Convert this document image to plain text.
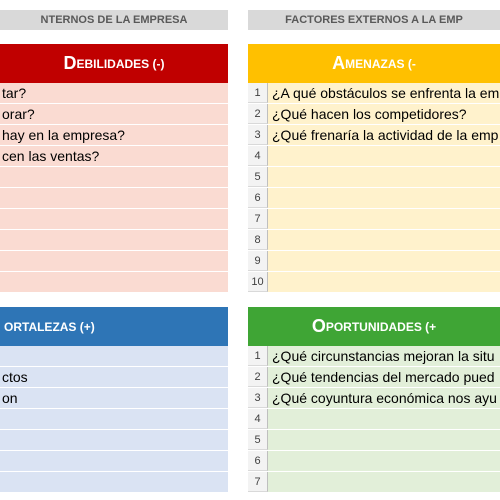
NTERNOS DE LA EMPRESA	FACTORES EXTERNOS A LA EMP
D EBILIDADES (-)
tar?
orar?
hay en la empresa?
cen las ventas?
A MENAZAS (-
1 ¿A qué obstáculos se enfrenta la em
2 ¿Qué hacen los competidores?
3 ¿Qué frenaría la actividad de la emp
4
5
6
7
8
9
10
ORTALEZAS (+)
ctos
on
O PORTUNIDADES (+
1 ¿Qué circunstancias mejoran la situ
2 ¿Qué tendencias del mercado pued
3 ¿Qué coyuntura económica nos ayu
4
5
6
7
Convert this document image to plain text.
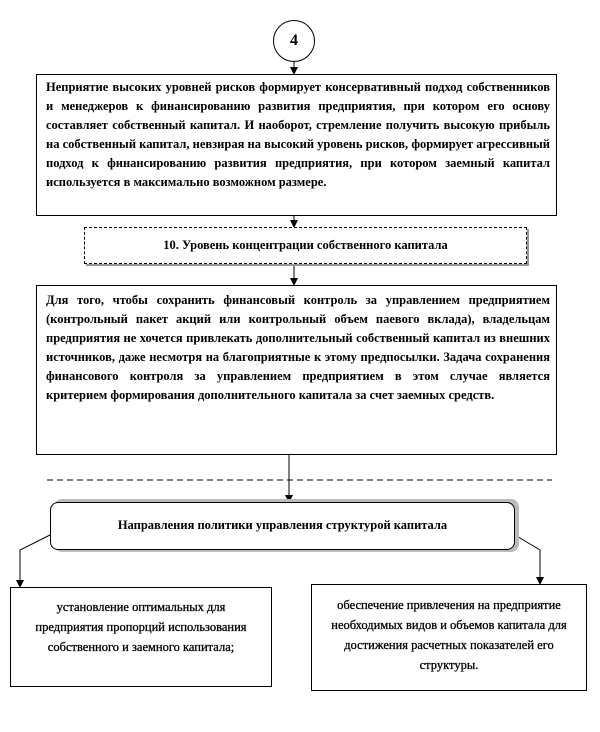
4
Неприятие высоких уровней рисков формирует консервативный подход собственников и менеджеров к финансированию развития предприятия, при котором его основу составляет собственный капитал. И наоборот, стремление получить высокую прибыль на собственный капитал, невзирая на высокий уровень рисков, формирует агрессивный подход к финансированию развития предприятия, при котором заемный капитал используется в максимально возможном размере.
10. Уровень концентрации собственного капитала
Для того, чтобы сохранить финансовый контроль за управлением предприятием (контрольный пакет акций или контрольный объем паевого вклада), владельцам предприятия не хочется привлекать дополнительный собственный капитал из внешних источников, даже несмотря на благоприятные к этому предпосылки. Задача сохранения финансового контроля за управлением предприятием в этом случае является критерием формирования дополнительного капитала за счет заемных средств.
Направления политики управления структурой капитала
установление оптимальных для предприятия пропорций использования собственного и заемного капитала;
обеспечение привлечения на предприятие необходимых видов и объемов капитала для достижения расчетных показателей его структуры.
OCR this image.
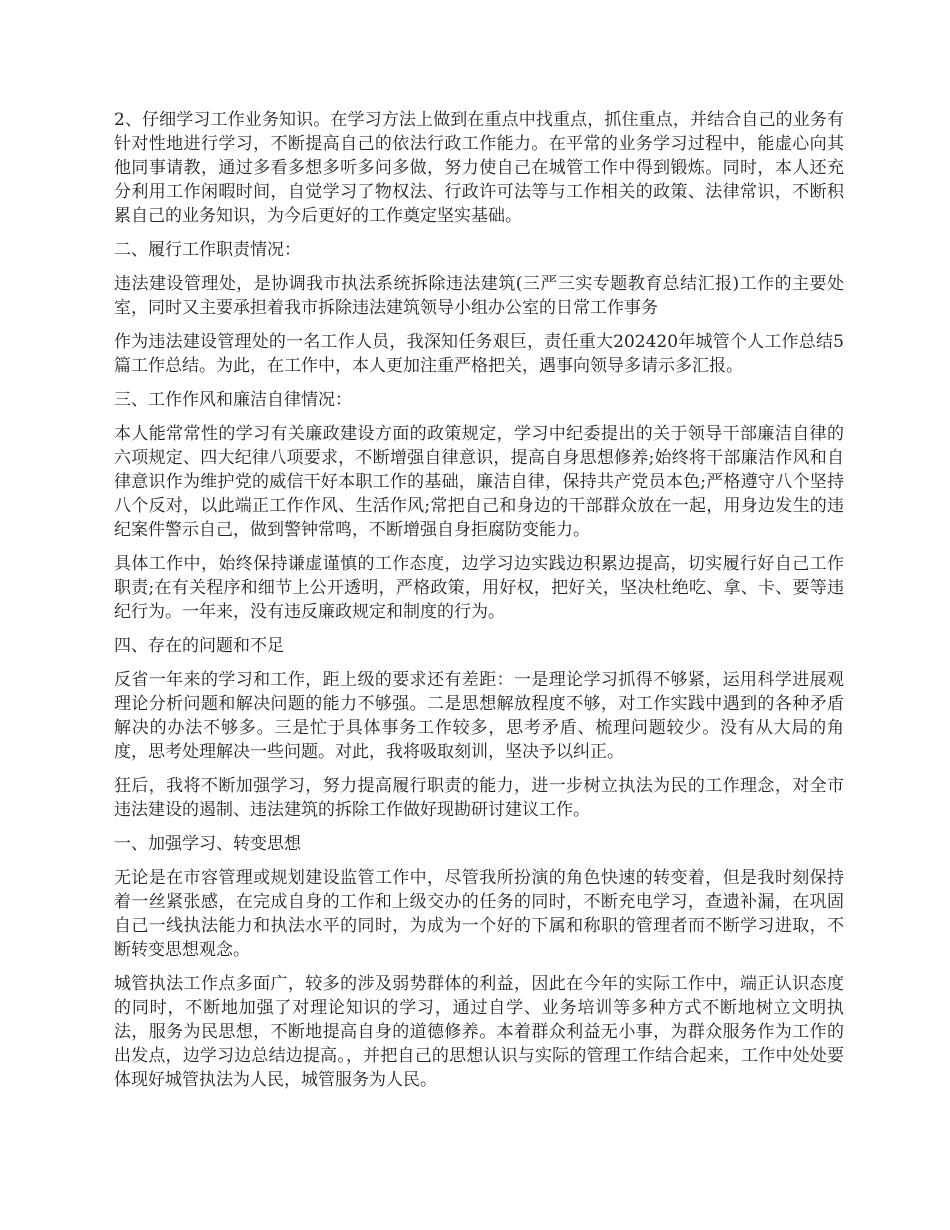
2、仔细学习工作业务知识。在学习方法上做到在重点中找重点，抓住重点，并结合自己的业务有针对性地进行学习，不断提高自己的依法行政工作能力。在平常的业务学习过程中，能虚心向其他同事请教，通过多看多想多听多问多做，努力使自己在城管工作中得到锻炼。同时，本人还充分利用工作闲暇时间，自觉学习了物权法、行政许可法等与工作相关的政策、法律常识，不断积累自己的业务知识，为今后更好的工作奠定坚实基础。

二、履行工作职责情况：

违法建设管理处，是协调我市执法系统拆除违法建筑(三严三实专题教育总结汇报)工作的主要处室，同时又主要承担着我市拆除违法建筑领导小组办公室的日常工作事务

作为违法建设管理处的一名工作人员，我深知任务艰巨，责任重大202420年城管个人工作总结5篇工作总结。为此，在工作中，本人更加注重严格把关，遇事向领导多请示多汇报。

三、工作作风和廉洁自律情况：

本人能常常性的学习有关廉政建设方面的政策规定，学习中纪委提出的关于领导干部廉洁自律的六项规定、四大纪律八项要求，不断增强自律意识，提高自身思想修养;始终将干部廉洁作风和自律意识作为维护党的威信干好本职工作的基础，廉洁自律，保持共产党员本色;严格遵守八个坚持八个反对，以此端正工作作风、生活作风;常把自己和身边的干部群众放在一起，用身边发生的违纪案件警示自己，做到警钟常鸣，不断增强自身拒腐防变能力。

具体工作中，始终保持谦虚谨慎的工作态度，边学习边实践边积累边提高，切实履行好自己工作职责;在有关程序和细节上公开透明，严格政策，用好权，把好关，坚决杜绝吃、拿、卡、要等违纪行为。一年来，没有违反廉政规定和制度的行为。

四、存在的问题和不足

反省一年来的学习和工作，距上级的要求还有差距：一是理论学习抓得不够紧，运用科学进展观理论分析问题和解决问题的能力不够强。二是思想解放程度不够，对工作实践中遇到的各种矛盾解决的办法不够多。三是忙于具体事务工作较多，思考矛盾、梳理问题较少。没有从大局的角度，思考处理解决一些问题。对此，我将吸取刻训，坚决予以纠正。

狂后，我将不断加强学习，努力提高履行职责的能力，进一步树立执法为民的工作理念，对全市违法建设的遏制、违法建筑的拆除工作做好现勘研讨建议工作。

一、加强学习、转变思想

无论是在市容管理或规划建设监管工作中，尽管我所扮演的角色快速的转变着，但是我时刻保持着一丝紧张感，在完成自身的工作和上级交办的任务的同时，不断充电学习，查遗补漏，在巩固自己一线执法能力和执法水平的同时，为成为一个好的下属和称职的管理者而不断学习进取，不断转变思想观念。

城管执法工作点多面广，较多的涉及弱势群体的利益，因此在今年的实际工作中，端正认识态度的同时，不断地加强了对理论知识的学习，通过自学、业务培训等多种方式不断地树立文明执法，服务为民思想，不断地提高自身的道德修养。本着群众利益无小事，为群众服务作为工作的出发点，边学习边总结边提高。，并把自己的思想认识与实际的管理工作结合起来，工作中处处要体现好城管执法为人民，城管服务为人民。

^^^^^^^^

● PROBLEM REQUIREMENTS: Skip every picture and transcribe the data above exactly.

● EXPECTED ANSWER:
Convert this document image to plain text.
NTERNOS DE LA EMPRESA	FACTORES EXTERNOS A LA EMP
D EBILIDADES (-)
tar?
orar?
hay en la empresa?
cen las ventas?
A MENAZAS (-
1 ¿A qué obstáculos se enfrenta la em
2 ¿Qué hacen los competidores?
3 ¿Qué frenaría la actividad de la emp
4
5
6
7
8
9
10
ORTALEZAS (+)
ctos
on
O PORTUNIDADES (+
1 ¿Qué circunstancias mejoran la situ
2 ¿Qué tendencias del mercado pued
3 ¿Qué coyuntura económica nos ayu
4
5
6
7
Convert this document image to plain text.
4
Неприятие высоких уровней рисков формирует консервативный подход собственников и менеджеров к финансированию развития предприятия, при котором его основу составляет собственный капитал. И наоборот, стремление получить высокую прибыль на собственный капитал, невзирая на высокий уровень рисков, формирует агрессивный подход к финансированию развития предприятия, при котором заемный капитал используется в максимально возможном размере.
10. Уровень концентрации собственного капитала
Для того, чтобы сохранить финансовый контроль за управлением предприятием (контрольный пакет акций или контрольный объем паевого вклада), владельцам предприятия не хочется привлекать дополнительный собственный капитал из внешних источников, даже несмотря на благоприятные к этому предпосылки. Задача сохранения финансового контроля за управлением предприятием в этом случае является критерием формирования дополнительного капитала за счет заемных средств.
Направления политики управления структурой капитала
установление оптимальных для предприятия пропорций использования собственного и заемного капитала;
обеспечение привлечения на предприятие необходимых видов и объемов капитала для достижения расчетных показателей его структуры.
OCR this image.
2、仔细学习工作业务知识。在学习方法上做到在重点中找重点，抓住重点，并结合自己的业务有针对性地进行学习，不断提高自己的依法行政工作能力。在平常的业务学习过程中，能虚心向其他同事请教，通过多看多想多听多问多做，努力使自己在城管工作中得到锻炼。同时，本人还充分利用工作闲暇时间，自觉学习了物权法、行政许可法等与工作相关的政策、法律常识，不断积累自己的业务知识，为今后更好的工作奠定坚实基础。

二、履行工作职责情况：

违法建设管理处，是协调我市执法系统拆除违法建筑(三严三实专题教育总结汇报)工作的主要处室，同时又主要承担着我市拆除违法建筑领导小组办公室的日常工作事务

作为违法建设管理处的一名工作人员，我深知任务艰巨，责任重大202420年城管个人工作总结5篇工作总结。为此，在工作中，本人更加注重严格把关，遇事向领导多请示多汇报。

三、工作作风和廉洁自律情况：

本人能常常性的学习有关廉政建设方面的政策规定，学习中纪委提出的关于领导干部廉洁自律的六项规定、四大纪律八项要求，不断增强自律意识，提高自身思想修养;始终将干部廉洁作风和自律意识作为维护党的威信干好本职工作的基础，廉洁自律，保持共产党员本色;严格遵守八个坚持八个反对，以此端正工作作风、生活作风;常把自己和身边的干部群众放在一起，用身边发生的违纪案件警示自己，做到警钟常鸣，不断增强自身拒腐防变能力。

具体工作中，始终保持谦虚谨慎的工作态度，边学习边实践边积累边提高，切实履行好自己工作职责;在有关程序和细节上公开透明，严格政策，用好权，把好关，坚决杜绝吃、拿、卡、要等违纪行为。一年来，没有违反廉政规定和制度的行为。

四、存在的问题和不足

反省一年来的学习和工作，距上级的要求还有差距：一是理论学习抓得不够紧，运用科学进展观理论分析问题和解决问题的能力不够强。二是思想解放程度不够，对工作实践中遇到的各种矛盾解决的办法不够多。三是忙于具体事务工作较多，思考矛盾、梳理问题较少。没有从大局的角度，思考处理解决一些问题。对此，我将吸取刻训，坚决予以纠正。

狂后，我将不断加强学习，努力提高履行职责的能力，进一步树立执法为民的工作理念，对全市违法建设的遏制、违法建筑的拆除工作做好现勘研讨建议工作。

一、加强学习、转变思想

无论是在市容管理或规划建设监管工作中，尽管我所扮演的角色快速的转变着，但是我时刻保持着一丝紧张感，在完成自身的工作和上级交办的任务的同时，不断充电学习，查遗补漏，在巩固自己一线执法能力和执法水平的同时，为成为一个好的下属和称职的管理者而不断学习进取，不断转变思想观念。

城管执法工作点多面广，较多的涉及弱势群体的利益，因此在今年的实际工作中，端正认识态度的同时，不断地加强了对理论知识的学习，通过自学、业务培训等多种方式不断地树立文明执法，服务为民思想，不断地提高自身的道德修养。本着群众利益无小事，为群众服务作为工作的出发点，边学习边总结边提高。，并把自己的思想认识与实际的管理工作结合起来，工作中处处要体现好城管执法为人民，城管服务为人民。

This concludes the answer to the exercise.